### WHAT THIS TASK INVOLVES
Go through the entries below and collect each line with the string "Sustenia" in it.
— Start —
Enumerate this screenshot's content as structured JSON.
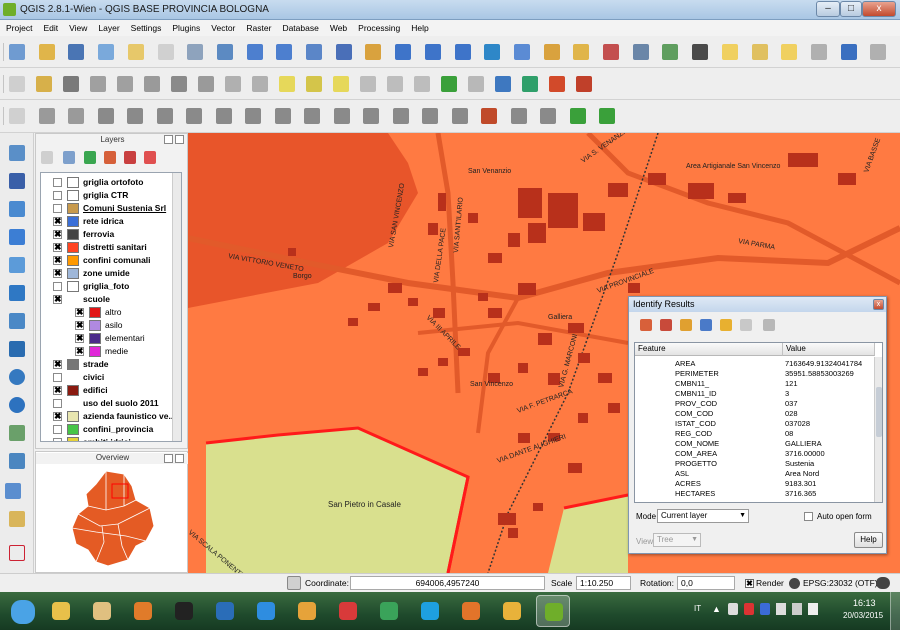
{
  "window": {
    "title": "QGIS 2.8.1-Wien - QGIS BASE PROVINCIA BOLOGNA",
    "min_label": "–",
    "max_label": "□",
    "close_label": "x"
  },
  "menu": [
    "Project",
    "Edit",
    "View",
    "Layer",
    "Settings",
    "Plugins",
    "Vector",
    "Raster",
    "Database",
    "Web",
    "Processing",
    "Help"
  ],
  "toolbar_icons": {
    "row1": [
      "new-project-icon",
      "open-project-icon",
      "save-project-icon",
      "save-as-icon",
      "new-print-composer-icon",
      "composer-manager-icon",
      "pan-icon",
      "pan-to-selection-icon",
      "zoom-in-icon",
      "zoom-out-icon",
      "zoom-native-icon",
      "zoom-full-icon",
      "zoom-to-selection-icon",
      "zoom-to-layer-icon",
      "zoom-last-icon",
      "zoom-next-icon",
      "refresh-icon",
      "identify-icon",
      "select-icon",
      "deselect-icon",
      "field-calculator-icon",
      "attribute-table-icon",
      "statistics-icon",
      "measure-icon",
      "map-tips-icon",
      "new-bookmark-icon",
      "bookmarks-icon",
      "text-annotation-icon",
      "help-icon",
      "whats-this-icon"
    ],
    "row2": [
      "current-edits-icon",
      "toggle-editing-icon",
      "save-edits-icon",
      "add-feature-icon",
      "move-feature-icon",
      "node-tool-icon",
      "delete-selected-icon",
      "cut-features-icon",
      "copy-features-icon",
      "paste-features-icon",
      "label-icon",
      "pin-labels-icon",
      "show-hide-labels-icon",
      "move-label-icon",
      "rotate-label-icon",
      "change-label-icon",
      "gps-icon",
      "csv-icon",
      "python-icon",
      "plugin-icon",
      "settings-plugin-icon",
      "paint-icon"
    ],
    "row3": [
      "advanced-edit-icon",
      "undo-icon",
      "redo-icon",
      "simplify-icon",
      "add-ring-icon",
      "add-part-icon",
      "fill-ring-icon",
      "delete-ring-icon",
      "delete-part-icon",
      "reshape-icon",
      "offset-curve-icon",
      "split-features-icon",
      "split-parts-icon",
      "merge-selected-icon",
      "merge-attributes-icon",
      "rotate-point-icon",
      "rotate-feature-icon",
      "digitize-icon",
      "shape-digitize-icon",
      "table-icon",
      "layer-table-icon"
    ]
  },
  "layers_panel": {
    "title": "Layers",
    "items": [
      {
        "label": "griglia ortofoto",
        "checked": false,
        "bold": true,
        "swatch": "#ffffff"
      },
      {
        "label": "griglia CTR",
        "checked": false,
        "bold": true,
        "swatch": "#ffffff"
      },
      {
        "label": "Comuni Sustenia Srl",
        "checked": false,
        "bold": true,
        "swatch": "#c89a4d",
        "underline": true
      },
      {
        "label": "rete idrica",
        "checked": true,
        "bold": true,
        "swatch": "#3a6fd8"
      },
      {
        "label": "ferrovia",
        "checked": true,
        "bold": true,
        "swatch": "#444444"
      },
      {
        "label": "distretti sanitari",
        "checked": true,
        "bold": true,
        "swatch": "#ff4422"
      },
      {
        "label": "confini comunali",
        "checked": true,
        "bold": true,
        "swatch": "#ff9900"
      },
      {
        "label": "zone umide",
        "checked": true,
        "bold": true,
        "swatch": "#9fb7d9"
      },
      {
        "label": "griglia_foto",
        "checked": false,
        "bold": true,
        "swatch": "#ffffff"
      },
      {
        "label": "scuole",
        "checked": true,
        "bold": true,
        "swatch": ""
      },
      {
        "label": "altro",
        "checked": true,
        "bold": false,
        "swatch": "#e21616",
        "indent": true
      },
      {
        "label": "asilo",
        "checked": true,
        "bold": false,
        "swatch": "#b089e0",
        "indent": true
      },
      {
        "label": "elementari",
        "checked": true,
        "bold": false,
        "swatch": "#4b2a8a",
        "indent": true
      },
      {
        "label": "medie",
        "checked": true,
        "bold": false,
        "swatch": "#e026d8",
        "indent": true
      },
      {
        "label": "strade",
        "checked": true,
        "bold": true,
        "swatch": "#777777"
      },
      {
        "label": "civici",
        "checked": false,
        "bold": true,
        "swatch": ""
      },
      {
        "label": "edifici",
        "checked": true,
        "bold": true,
        "swatch": "#8a1a10"
      },
      {
        "label": "uso del suolo 2011",
        "checked": false,
        "bold": true,
        "swatch": ""
      },
      {
        "label": "azienda faunistico ve...",
        "checked": true,
        "bold": true,
        "swatch": "#e8e6b0"
      },
      {
        "label": "confini_provincia",
        "checked": false,
        "bold": true,
        "swatch": "#47c447"
      },
      {
        "label": "ambiti idrici",
        "checked": false,
        "bold": true,
        "swatch": "#e6d23a"
      }
    ]
  },
  "overview_panel": {
    "title": "Overview"
  },
  "map": {
    "labels": {
      "via_vittorio_veneto": "VIA VITTORIO VENETO",
      "borgo": "Borgo",
      "via_san_vincenzo": "VIA SAN VINCENZO",
      "via_della_pace": "VIA DELLA PACE",
      "via_sant_ilario": "VIA SANT'ILARIO",
      "san_venanzio": "San Venanzio",
      "via_s_venanzio": "VIA S. VENANZIO",
      "area_artigianale": "Area Artigianale San Vincenzo",
      "via_basse": "VIA BASSE",
      "via_parma": "VIA PARMA",
      "via_provinciale": "VIA PROVINCIALE",
      "galliera": "Galliera",
      "san_vincenzo": "San Vincenzo",
      "via_petrarca": "VIA F. PETRARCA",
      "via_dante": "VIA DANTE ALIGHIERI",
      "via_marconi": "VIA G. MARCONI",
      "via_iii_aprile": "VIA III APRILE",
      "san_pietro": "San Pietro in Casale",
      "scala_ponente": "VIA SCALA PONENTE"
    }
  },
  "identify": {
    "title": "Identify Results",
    "close_label": "x",
    "header_feature": "Feature",
    "header_value": "Value",
    "rows": [
      {
        "key": "AREA",
        "value": "7163649.91324041784"
      },
      {
        "key": "PERIMETER",
        "value": "35951.58853003269"
      },
      {
        "key": "CMBN11_",
        "value": "121"
      },
      {
        "key": "CMBN11_ID",
        "value": "3"
      },
      {
        "key": "PROV_COD",
        "value": "037"
      },
      {
        "key": "COM_COD",
        "value": "028"
      },
      {
        "key": "ISTAT_COD",
        "value": "037028"
      },
      {
        "key": "REG_COD",
        "value": "08"
      },
      {
        "key": "COM_NOME",
        "value": "GALLIERA"
      },
      {
        "key": "COM_AREA",
        "value": "3716.00000"
      },
      {
        "key": "PROGETTO",
        "value": "Sustenia"
      },
      {
        "key": "ASL",
        "value": "Area Nord"
      },
      {
        "key": "ACRES",
        "value": "9183.301"
      },
      {
        "key": "HECTARES",
        "value": "3716.365"
      }
    ],
    "mode_label": "Mode",
    "mode_value": "Current layer",
    "auto_open_label": "Auto open form",
    "view_label": "View",
    "view_value": "Tree",
    "help_label": "Help"
  },
  "status": {
    "coordinate_label": "Coordinate:",
    "coordinate_value": "694006,4957240",
    "scale_label": "Scale",
    "scale_value": "1:10.250",
    "rotation_label": "Rotation:",
    "rotation_value": "0,0",
    "render_label": "Render",
    "crs_label": "EPSG:23032 (OTF)"
  },
  "taskbar": {
    "language": "IT",
    "time": "16:13",
    "date": "20/03/2015",
    "apps": [
      "windows-start-icon",
      "folder-explorer-icon",
      "file-manager-icon",
      "media-player-icon",
      "hp-icon",
      "stock-chart-icon",
      "internet-explorer-icon",
      "flash-icon",
      "opera-icon",
      "vector-editor-icon",
      "skype-icon",
      "firefox-icon",
      "chrome-icon",
      "qgis-icon"
    ]
  },
  "colors": {
    "map_bg": "#ff7a42",
    "map_dark": "#e8552a",
    "building": "#b8301b",
    "field": "#d9e08e",
    "boundary": "#ff1a1a"
  }
}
— End —
### RESULT
        "label": "Comuni Sustenia Srl",
        "value": "Sustenia"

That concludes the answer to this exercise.